The task —
Search the data below for "ylabel"; list each line that holds it.

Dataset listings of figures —
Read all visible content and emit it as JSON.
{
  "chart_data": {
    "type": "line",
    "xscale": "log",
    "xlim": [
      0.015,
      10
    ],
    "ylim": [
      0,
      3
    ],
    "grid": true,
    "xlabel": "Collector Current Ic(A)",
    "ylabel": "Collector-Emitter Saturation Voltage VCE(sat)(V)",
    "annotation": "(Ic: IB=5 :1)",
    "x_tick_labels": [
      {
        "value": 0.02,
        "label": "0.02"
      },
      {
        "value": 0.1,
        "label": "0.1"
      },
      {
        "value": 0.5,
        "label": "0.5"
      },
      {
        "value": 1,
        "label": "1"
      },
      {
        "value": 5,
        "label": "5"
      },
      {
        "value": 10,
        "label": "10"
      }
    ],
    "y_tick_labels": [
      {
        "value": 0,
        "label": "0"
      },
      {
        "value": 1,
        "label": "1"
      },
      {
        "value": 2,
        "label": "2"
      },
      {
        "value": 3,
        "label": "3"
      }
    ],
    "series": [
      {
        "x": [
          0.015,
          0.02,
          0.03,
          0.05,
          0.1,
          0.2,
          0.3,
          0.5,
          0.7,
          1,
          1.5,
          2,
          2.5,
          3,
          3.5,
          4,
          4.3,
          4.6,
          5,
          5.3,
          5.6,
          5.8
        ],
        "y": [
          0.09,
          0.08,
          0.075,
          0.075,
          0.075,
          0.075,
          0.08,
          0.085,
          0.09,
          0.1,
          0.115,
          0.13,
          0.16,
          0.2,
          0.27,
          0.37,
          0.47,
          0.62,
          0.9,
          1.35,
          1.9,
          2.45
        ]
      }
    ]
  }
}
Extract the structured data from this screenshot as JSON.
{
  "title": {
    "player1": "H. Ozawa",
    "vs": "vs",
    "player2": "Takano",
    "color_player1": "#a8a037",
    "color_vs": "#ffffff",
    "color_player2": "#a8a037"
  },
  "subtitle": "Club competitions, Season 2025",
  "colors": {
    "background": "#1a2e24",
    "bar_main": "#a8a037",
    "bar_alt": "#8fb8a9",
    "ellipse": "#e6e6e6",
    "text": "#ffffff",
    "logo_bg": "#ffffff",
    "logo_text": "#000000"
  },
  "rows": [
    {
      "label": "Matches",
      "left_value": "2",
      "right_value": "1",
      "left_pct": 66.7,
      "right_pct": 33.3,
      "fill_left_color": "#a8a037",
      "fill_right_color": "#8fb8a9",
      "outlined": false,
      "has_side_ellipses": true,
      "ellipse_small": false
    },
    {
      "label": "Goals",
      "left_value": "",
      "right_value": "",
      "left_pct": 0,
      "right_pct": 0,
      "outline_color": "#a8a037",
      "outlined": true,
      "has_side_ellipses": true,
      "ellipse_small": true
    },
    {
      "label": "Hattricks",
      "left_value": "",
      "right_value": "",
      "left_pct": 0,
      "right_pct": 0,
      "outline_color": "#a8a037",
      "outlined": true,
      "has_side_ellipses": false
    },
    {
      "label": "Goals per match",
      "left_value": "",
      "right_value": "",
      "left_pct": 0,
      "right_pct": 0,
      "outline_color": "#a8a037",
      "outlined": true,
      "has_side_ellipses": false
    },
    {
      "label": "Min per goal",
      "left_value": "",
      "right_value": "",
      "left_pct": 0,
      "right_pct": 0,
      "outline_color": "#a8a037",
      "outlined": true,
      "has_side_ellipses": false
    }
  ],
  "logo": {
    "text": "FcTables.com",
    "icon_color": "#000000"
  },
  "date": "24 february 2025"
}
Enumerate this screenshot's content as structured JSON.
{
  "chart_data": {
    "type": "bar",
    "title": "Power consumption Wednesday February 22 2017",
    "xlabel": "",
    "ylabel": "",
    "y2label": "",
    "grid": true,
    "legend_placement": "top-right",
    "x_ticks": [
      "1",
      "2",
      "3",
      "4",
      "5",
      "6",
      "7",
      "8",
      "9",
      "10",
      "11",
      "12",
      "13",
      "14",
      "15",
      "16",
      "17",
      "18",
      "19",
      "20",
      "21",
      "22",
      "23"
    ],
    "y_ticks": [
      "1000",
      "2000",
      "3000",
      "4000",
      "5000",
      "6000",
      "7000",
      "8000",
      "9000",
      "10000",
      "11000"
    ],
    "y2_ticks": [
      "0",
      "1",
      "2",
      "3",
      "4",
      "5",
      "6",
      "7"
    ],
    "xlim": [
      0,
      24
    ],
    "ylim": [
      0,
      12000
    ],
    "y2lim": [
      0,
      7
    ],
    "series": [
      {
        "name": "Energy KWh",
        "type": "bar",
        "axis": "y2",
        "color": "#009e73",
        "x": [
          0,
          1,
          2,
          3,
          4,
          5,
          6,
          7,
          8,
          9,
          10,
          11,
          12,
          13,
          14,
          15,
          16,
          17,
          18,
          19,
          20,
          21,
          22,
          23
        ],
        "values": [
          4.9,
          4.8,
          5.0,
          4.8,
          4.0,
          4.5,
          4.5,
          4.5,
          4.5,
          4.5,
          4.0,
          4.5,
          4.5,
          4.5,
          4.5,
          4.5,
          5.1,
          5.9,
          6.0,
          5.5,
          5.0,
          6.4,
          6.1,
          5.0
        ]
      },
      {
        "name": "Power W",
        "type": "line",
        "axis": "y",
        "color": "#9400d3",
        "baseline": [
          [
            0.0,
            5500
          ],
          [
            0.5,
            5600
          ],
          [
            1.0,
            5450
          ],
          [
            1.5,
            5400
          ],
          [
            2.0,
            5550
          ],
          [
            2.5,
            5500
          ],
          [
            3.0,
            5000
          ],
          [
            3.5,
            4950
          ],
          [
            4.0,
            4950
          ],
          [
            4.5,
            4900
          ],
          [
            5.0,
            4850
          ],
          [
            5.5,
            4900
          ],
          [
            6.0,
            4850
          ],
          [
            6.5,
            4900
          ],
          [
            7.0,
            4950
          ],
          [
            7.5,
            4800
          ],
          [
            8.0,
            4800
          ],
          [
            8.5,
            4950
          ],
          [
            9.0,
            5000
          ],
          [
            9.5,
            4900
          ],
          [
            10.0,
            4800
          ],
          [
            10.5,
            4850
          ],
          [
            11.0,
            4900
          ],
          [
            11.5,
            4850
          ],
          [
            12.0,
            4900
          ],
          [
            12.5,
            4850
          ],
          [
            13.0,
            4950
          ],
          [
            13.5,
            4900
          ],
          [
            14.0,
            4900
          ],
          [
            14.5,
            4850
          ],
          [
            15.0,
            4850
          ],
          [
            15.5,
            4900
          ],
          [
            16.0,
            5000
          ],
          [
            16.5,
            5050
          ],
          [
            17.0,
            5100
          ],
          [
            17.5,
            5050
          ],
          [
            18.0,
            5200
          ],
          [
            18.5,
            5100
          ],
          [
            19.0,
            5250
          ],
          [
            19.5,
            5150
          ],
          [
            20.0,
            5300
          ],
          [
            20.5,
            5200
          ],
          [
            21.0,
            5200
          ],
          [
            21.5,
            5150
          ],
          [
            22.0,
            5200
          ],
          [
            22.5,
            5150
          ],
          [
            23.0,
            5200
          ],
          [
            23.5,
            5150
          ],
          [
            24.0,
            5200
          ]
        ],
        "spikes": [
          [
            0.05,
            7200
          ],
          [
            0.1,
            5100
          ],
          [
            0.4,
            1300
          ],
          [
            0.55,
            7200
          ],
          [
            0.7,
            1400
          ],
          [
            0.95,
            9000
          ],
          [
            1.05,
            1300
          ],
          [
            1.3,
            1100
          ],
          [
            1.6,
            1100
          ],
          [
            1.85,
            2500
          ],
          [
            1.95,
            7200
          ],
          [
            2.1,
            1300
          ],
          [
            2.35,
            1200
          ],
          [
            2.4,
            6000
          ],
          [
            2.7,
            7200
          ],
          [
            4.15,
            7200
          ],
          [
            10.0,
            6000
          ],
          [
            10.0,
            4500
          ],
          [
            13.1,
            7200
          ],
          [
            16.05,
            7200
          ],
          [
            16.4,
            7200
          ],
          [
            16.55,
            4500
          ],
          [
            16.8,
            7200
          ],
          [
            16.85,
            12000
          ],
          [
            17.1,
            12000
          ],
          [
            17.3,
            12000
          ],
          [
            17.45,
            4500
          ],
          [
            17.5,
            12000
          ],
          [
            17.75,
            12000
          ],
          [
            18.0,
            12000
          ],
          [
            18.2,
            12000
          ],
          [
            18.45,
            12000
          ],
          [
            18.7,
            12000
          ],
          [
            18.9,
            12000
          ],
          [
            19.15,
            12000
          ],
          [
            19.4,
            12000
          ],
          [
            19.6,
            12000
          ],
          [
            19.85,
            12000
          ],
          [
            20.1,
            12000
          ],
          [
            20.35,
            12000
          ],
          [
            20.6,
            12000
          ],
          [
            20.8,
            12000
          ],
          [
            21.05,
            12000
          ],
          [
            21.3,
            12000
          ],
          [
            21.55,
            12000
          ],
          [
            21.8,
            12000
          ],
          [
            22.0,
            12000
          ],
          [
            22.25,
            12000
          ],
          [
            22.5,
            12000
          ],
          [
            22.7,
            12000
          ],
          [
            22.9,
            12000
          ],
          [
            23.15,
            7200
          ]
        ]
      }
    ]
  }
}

---

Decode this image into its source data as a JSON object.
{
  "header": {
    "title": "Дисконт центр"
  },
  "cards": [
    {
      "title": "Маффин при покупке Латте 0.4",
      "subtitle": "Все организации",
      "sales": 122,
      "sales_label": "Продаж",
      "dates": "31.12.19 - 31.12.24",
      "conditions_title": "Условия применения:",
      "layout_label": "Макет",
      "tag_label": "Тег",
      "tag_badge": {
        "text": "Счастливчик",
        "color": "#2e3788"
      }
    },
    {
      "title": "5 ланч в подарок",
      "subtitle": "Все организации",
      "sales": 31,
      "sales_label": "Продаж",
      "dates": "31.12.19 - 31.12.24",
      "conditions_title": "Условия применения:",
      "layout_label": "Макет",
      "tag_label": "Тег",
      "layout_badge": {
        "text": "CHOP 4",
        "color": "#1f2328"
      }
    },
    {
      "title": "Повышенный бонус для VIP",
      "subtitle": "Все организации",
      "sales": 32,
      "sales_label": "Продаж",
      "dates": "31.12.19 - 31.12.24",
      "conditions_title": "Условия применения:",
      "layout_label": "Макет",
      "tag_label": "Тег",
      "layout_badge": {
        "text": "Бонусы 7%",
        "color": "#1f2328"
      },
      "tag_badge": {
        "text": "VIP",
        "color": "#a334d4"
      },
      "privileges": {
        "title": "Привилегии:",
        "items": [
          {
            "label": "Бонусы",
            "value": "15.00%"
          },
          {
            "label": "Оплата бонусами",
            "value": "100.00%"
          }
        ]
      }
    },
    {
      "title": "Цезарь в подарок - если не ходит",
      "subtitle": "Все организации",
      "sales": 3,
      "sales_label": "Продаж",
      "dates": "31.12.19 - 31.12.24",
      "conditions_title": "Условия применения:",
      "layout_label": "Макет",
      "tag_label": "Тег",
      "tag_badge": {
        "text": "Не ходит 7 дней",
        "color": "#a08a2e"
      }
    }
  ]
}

Answer to the task —
    "ylabel": "Collector-Emitter Saturation Voltage VCE(sat)(V)",
    "ylabel": "",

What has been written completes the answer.